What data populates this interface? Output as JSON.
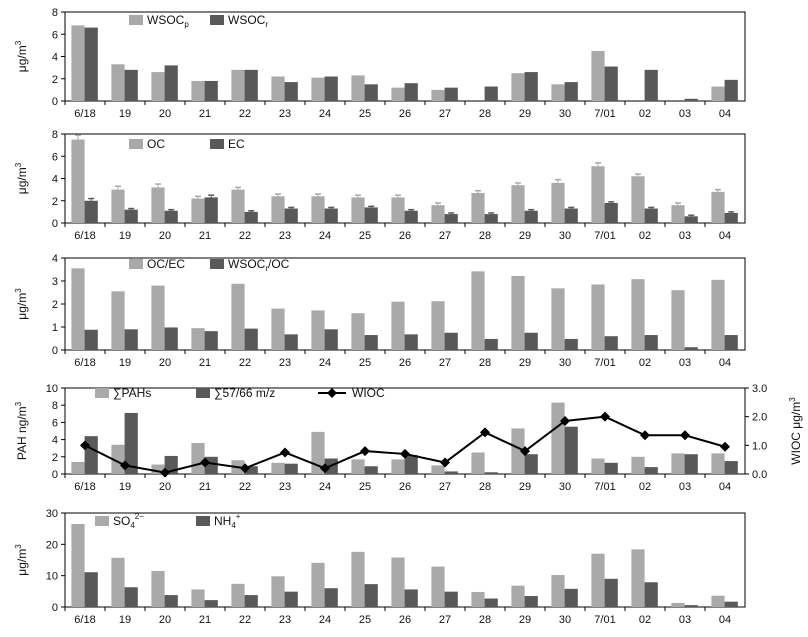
{
  "colors": {
    "light": "#a9a9a9",
    "dark": "#595959",
    "line": "#000000"
  },
  "chart_data": [
    {
      "type": "bar",
      "categories": [
        "6/18",
        "19",
        "20",
        "21",
        "22",
        "23",
        "24",
        "25",
        "26",
        "27",
        "28",
        "29",
        "30",
        "7/01",
        "02",
        "03",
        "04"
      ],
      "ylabel": "μg/m³",
      "ylim": [
        0,
        8
      ],
      "yticks": [
        0,
        2,
        4,
        6,
        8
      ],
      "series": [
        {
          "name": "WSOCp",
          "color": "light",
          "values": [
            6.8,
            3.3,
            2.6,
            1.8,
            2.8,
            2.2,
            2.1,
            2.3,
            1.2,
            1.0,
            0.0,
            2.5,
            1.5,
            4.5,
            0.0,
            0.0,
            1.3
          ]
        },
        {
          "name": "WSOCr",
          "color": "dark",
          "values": [
            6.6,
            2.8,
            3.2,
            1.8,
            2.8,
            1.7,
            2.2,
            1.5,
            1.6,
            1.2,
            1.3,
            2.6,
            1.7,
            3.1,
            2.8,
            0.2,
            1.9
          ]
        }
      ],
      "legend_text": [
        {
          "main": "WSOC",
          "sub": "p"
        },
        {
          "main": "WSOC",
          "sub": "r"
        }
      ]
    },
    {
      "type": "bar",
      "categories": [
        "6/18",
        "19",
        "20",
        "21",
        "22",
        "23",
        "24",
        "25",
        "26",
        "27",
        "28",
        "29",
        "30",
        "7/01",
        "02",
        "03",
        "04"
      ],
      "ylabel": "μg/m³",
      "ylim": [
        0,
        8
      ],
      "yticks": [
        0,
        2,
        4,
        6,
        8
      ],
      "series": [
        {
          "name": "OC",
          "color": "light",
          "values": [
            7.5,
            3.0,
            3.2,
            2.2,
            3.0,
            2.4,
            2.4,
            2.3,
            2.3,
            1.6,
            2.7,
            3.4,
            3.6,
            5.1,
            4.2,
            1.6,
            2.8
          ],
          "errors": [
            0.4,
            0.3,
            0.3,
            0.2,
            0.2,
            0.2,
            0.2,
            0.2,
            0.2,
            0.2,
            0.2,
            0.2,
            0.3,
            0.3,
            0.2,
            0.2,
            0.2
          ]
        },
        {
          "name": "EC",
          "color": "dark",
          "values": [
            2.0,
            1.2,
            1.1,
            2.3,
            1.0,
            1.3,
            1.3,
            1.4,
            1.1,
            0.8,
            0.8,
            1.1,
            1.3,
            1.8,
            1.3,
            0.6,
            0.9
          ],
          "errors": [
            0.2,
            0.1,
            0.1,
            0.2,
            0.1,
            0.1,
            0.1,
            0.1,
            0.1,
            0.1,
            0.1,
            0.1,
            0.1,
            0.1,
            0.1,
            0.1,
            0.1
          ]
        }
      ],
      "legend_text": [
        {
          "main": "OC",
          "sub": ""
        },
        {
          "main": "EC",
          "sub": ""
        }
      ]
    },
    {
      "type": "bar",
      "categories": [
        "6/18",
        "19",
        "20",
        "21",
        "22",
        "23",
        "24",
        "25",
        "26",
        "27",
        "28",
        "29",
        "30",
        "7/01",
        "02",
        "03",
        "04"
      ],
      "ylabel": "μg/m³",
      "ylim": [
        0,
        4
      ],
      "yticks": [
        0,
        1,
        2,
        3,
        4
      ],
      "series": [
        {
          "name": "OC/EC",
          "color": "light",
          "values": [
            3.55,
            2.55,
            2.8,
            0.95,
            2.88,
            1.8,
            1.72,
            1.6,
            2.1,
            2.12,
            3.42,
            3.22,
            2.68,
            2.85,
            3.08,
            2.6,
            3.05
          ]
        },
        {
          "name": "WSOCr/OC",
          "color": "dark",
          "values": [
            0.88,
            0.9,
            0.98,
            0.82,
            0.93,
            0.68,
            0.9,
            0.65,
            0.68,
            0.75,
            0.48,
            0.75,
            0.48,
            0.6,
            0.65,
            0.12,
            0.65
          ]
        }
      ],
      "legend_text": [
        {
          "main": "OC/EC",
          "sub": ""
        },
        {
          "main": "WSOC",
          "sub": "r",
          "tail": "/OC"
        }
      ]
    },
    {
      "type": "bar+line",
      "categories": [
        "6/18",
        "19",
        "20",
        "21",
        "22",
        "23",
        "24",
        "25",
        "26",
        "27",
        "28",
        "29",
        "30",
        "7/01",
        "02",
        "03",
        "04"
      ],
      "ylabel": "PAH ng/m³",
      "ylim": [
        0,
        10
      ],
      "yticks": [
        0,
        2,
        4,
        6,
        8,
        10
      ],
      "y2label": "WIOC μg/m³",
      "y2lim": [
        0,
        3
      ],
      "y2ticks": [
        "0.0",
        "1.0",
        "2.0",
        "3.0"
      ],
      "series": [
        {
          "name": "∑PAHs",
          "color": "light",
          "values": [
            1.4,
            3.4,
            1.1,
            3.6,
            1.6,
            1.3,
            4.9,
            1.7,
            1.7,
            1.0,
            2.5,
            5.3,
            8.3,
            1.8,
            2.0,
            2.4,
            2.4
          ]
        },
        {
          "name": "∑57/66 m/z",
          "color": "dark",
          "values": [
            4.4,
            7.1,
            2.1,
            2.0,
            0.9,
            1.2,
            1.8,
            0.9,
            2.2,
            0.3,
            0.2,
            2.3,
            5.5,
            1.3,
            0.8,
            2.3,
            1.5
          ]
        }
      ],
      "line": {
        "name": "WIOC",
        "values": [
          1.0,
          0.3,
          0.05,
          0.4,
          0.2,
          0.75,
          0.2,
          0.8,
          0.7,
          0.4,
          1.45,
          0.8,
          1.85,
          2.0,
          1.35,
          1.35,
          0.95
        ]
      },
      "legend_text": [
        {
          "main": "∑PAHs",
          "sub": ""
        },
        {
          "main": "∑57/66 m/z",
          "sub": ""
        },
        {
          "main": "WIOC",
          "sub": ""
        }
      ]
    },
    {
      "type": "bar",
      "categories": [
        "6/18",
        "19",
        "20",
        "21",
        "22",
        "23",
        "24",
        "25",
        "26",
        "27",
        "28",
        "29",
        "30",
        "7/01",
        "02",
        "03",
        "04"
      ],
      "ylabel": "μg/m³",
      "ylim": [
        0,
        30
      ],
      "yticks": [
        0,
        10,
        20,
        30
      ],
      "series": [
        {
          "name": "SO4 2-",
          "color": "light",
          "values": [
            26.5,
            15.7,
            11.5,
            5.6,
            7.4,
            9.8,
            14.1,
            17.6,
            15.8,
            12.9,
            4.8,
            6.8,
            10.2,
            17.0,
            18.4,
            1.3,
            3.6
          ]
        },
        {
          "name": "NH4 +",
          "color": "dark",
          "values": [
            11.1,
            6.3,
            3.8,
            2.2,
            3.8,
            4.9,
            6.0,
            7.3,
            5.6,
            4.9,
            2.7,
            3.5,
            5.8,
            9.0,
            7.9,
            0.6,
            1.7
          ]
        }
      ],
      "legend_text": [
        {
          "main": "SO",
          "sub": "4",
          "sup": "2−"
        },
        {
          "main": "NH",
          "sub": "4",
          "sup": "+"
        }
      ]
    }
  ]
}
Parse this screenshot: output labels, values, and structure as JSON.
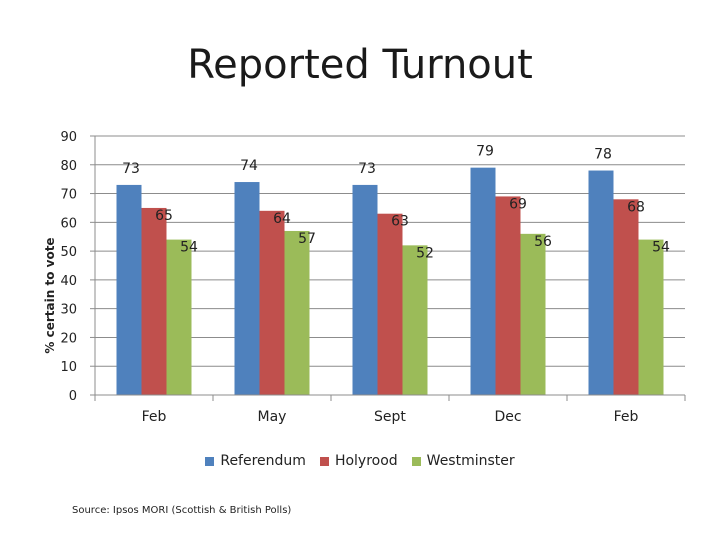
{
  "chart_data": {
    "type": "bar",
    "title": "Reported Turnout",
    "ylabel": "% certain to vote",
    "xlabel": "",
    "categories": [
      "Feb",
      "May",
      "Sept",
      "Dec",
      "Feb"
    ],
    "series": [
      {
        "name": "Referendum",
        "values": [
          73,
          74,
          73,
          79,
          78
        ],
        "color": "#4F81BD"
      },
      {
        "name": "Holyrood",
        "values": [
          65,
          64,
          63,
          69,
          68
        ],
        "color": "#C0504D"
      },
      {
        "name": "Westminster",
        "values": [
          54,
          57,
          52,
          56,
          54
        ],
        "color": "#9BBB59"
      }
    ],
    "ylim": [
      0,
      90
    ],
    "yticks": [
      0,
      10,
      20,
      30,
      40,
      50,
      60,
      70,
      80,
      90
    ],
    "grid": true,
    "legend": "bottom"
  },
  "source": "Source: Ipsos MORI (Scottish & British Polls)"
}
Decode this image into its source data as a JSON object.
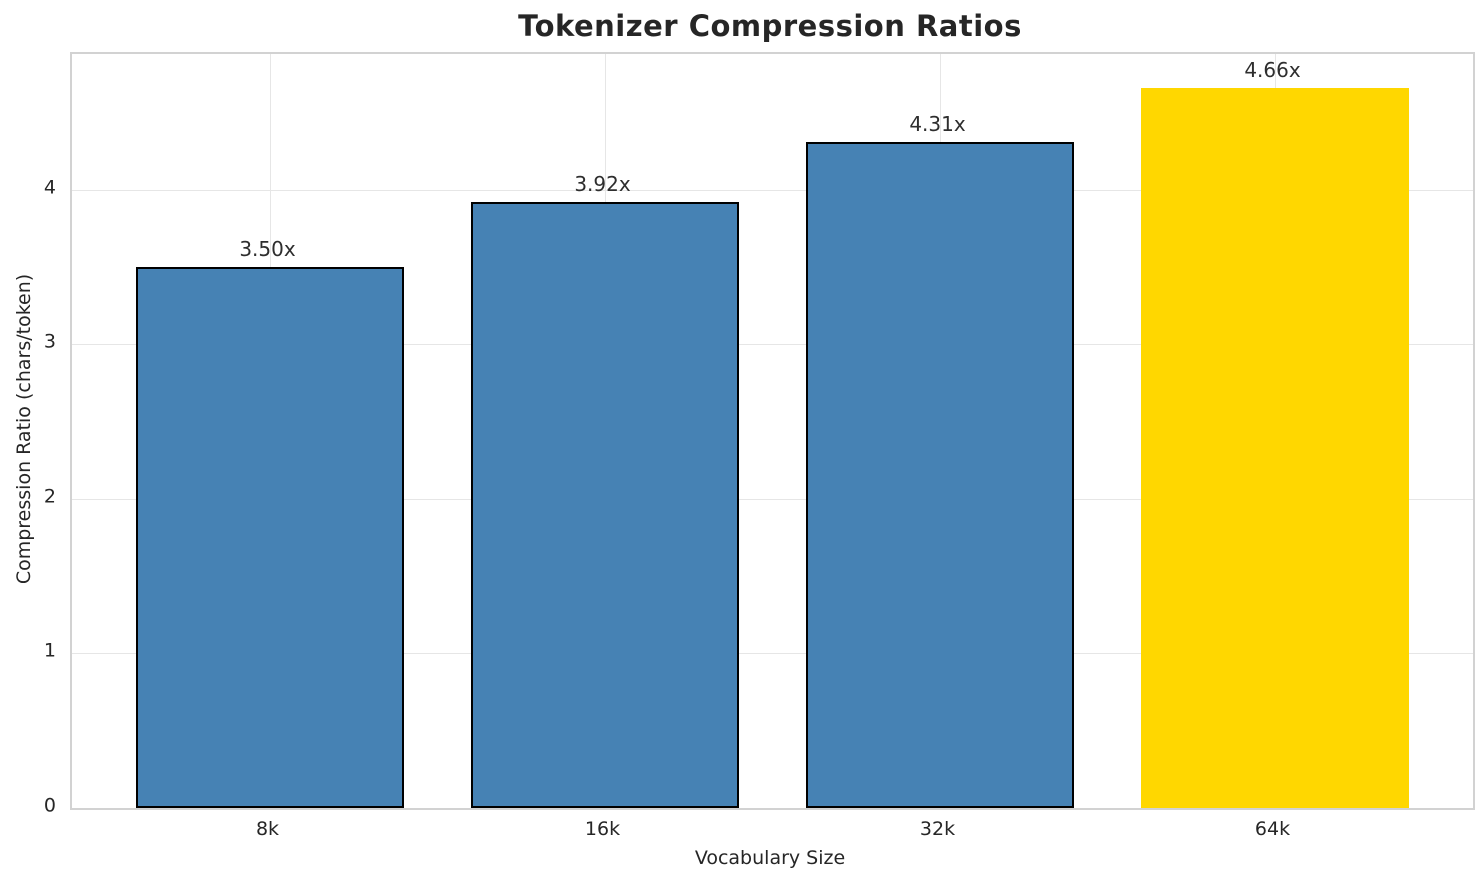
{
  "title": "Tokenizer Compression Ratios",
  "chart_data": {
    "type": "bar",
    "title": "Tokenizer Compression Ratios",
    "xlabel": "Vocabulary Size",
    "ylabel": "Compression Ratio (chars/token)",
    "categories": [
      "8k",
      "16k",
      "32k",
      "64k"
    ],
    "values": [
      3.5,
      3.92,
      4.31,
      4.66
    ],
    "bar_labels": [
      "3.50x",
      "3.92x",
      "4.31x",
      "4.66x"
    ],
    "bar_colors": [
      "#4682b4",
      "#4682b4",
      "#4682b4",
      "#ffd700"
    ],
    "bar_edge_colors": [
      "#000000",
      "#000000",
      "#000000",
      "none"
    ],
    "series_color": "#4682b4",
    "highlight_color": "#ffd700",
    "yticks": [
      0,
      1,
      2,
      3,
      4
    ],
    "ytick_labels": [
      "0",
      "1",
      "2",
      "3",
      "4"
    ],
    "ylim": [
      0,
      4.88
    ],
    "grid": true,
    "legend": false
  }
}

Written exercise:
Report how many lines in these entries contain "main". Answer with the number only.

Written solution:
11